**Raw data**
__________
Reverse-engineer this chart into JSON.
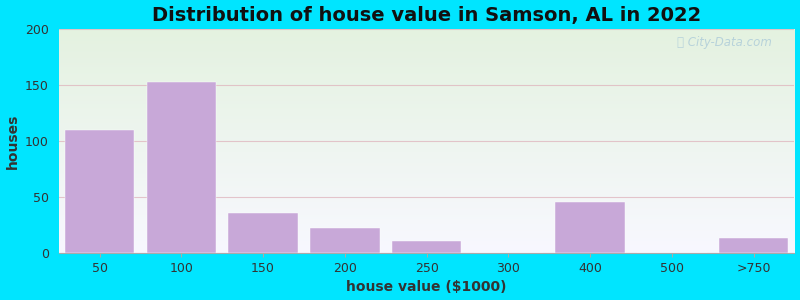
{
  "title": "Distribution of house value in Samson, AL in 2022",
  "xlabel": "house value ($1000)",
  "ylabel": "houses",
  "bar_labels": [
    "50",
    "100",
    "150",
    "200",
    "250",
    "300",
    "400",
    "500",
    ">750"
  ],
  "bar_values": [
    110,
    153,
    36,
    22,
    11,
    0,
    45,
    0,
    13
  ],
  "bar_color": "#c8a8d8",
  "bar_edgecolor": "#c8a8d8",
  "ylim": [
    0,
    200
  ],
  "yticks": [
    0,
    50,
    100,
    150,
    200
  ],
  "background_top_color": "#e4f2e0",
  "background_bottom_color": "#f8f8ff",
  "outer_background": "#00e5ff",
  "title_fontsize": 14,
  "axis_label_fontsize": 10,
  "tick_fontsize": 9,
  "watermark_text": "City-Data.com",
  "grid_color": "#e0b8c0",
  "grid_alpha": 0.8
}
__________
Leave the pictures out and write out every entry exactly as given.

**Written reply**
Reverse-engineer this chart into JSON.
{
  "title": "Distribution of house value in Samson, AL in 2022",
  "xlabel": "house value ($1000)",
  "ylabel": "houses",
  "bar_labels": [
    "50",
    "100",
    "150",
    "200",
    "250",
    "300",
    "400",
    "500",
    ">750"
  ],
  "bar_values": [
    110,
    153,
    36,
    22,
    11,
    0,
    45,
    0,
    13
  ],
  "bar_color": "#c8a8d8",
  "bar_edgecolor": "#c8a8d8",
  "ylim": [
    0,
    200
  ],
  "yticks": [
    0,
    50,
    100,
    150,
    200
  ],
  "background_top_color": "#e4f2e0",
  "background_bottom_color": "#f8f8ff",
  "outer_background": "#00e5ff",
  "title_fontsize": 14,
  "axis_label_fontsize": 10,
  "tick_fontsize": 9,
  "watermark_text": "City-Data.com",
  "grid_color": "#e0b8c0",
  "grid_alpha": 0.8
}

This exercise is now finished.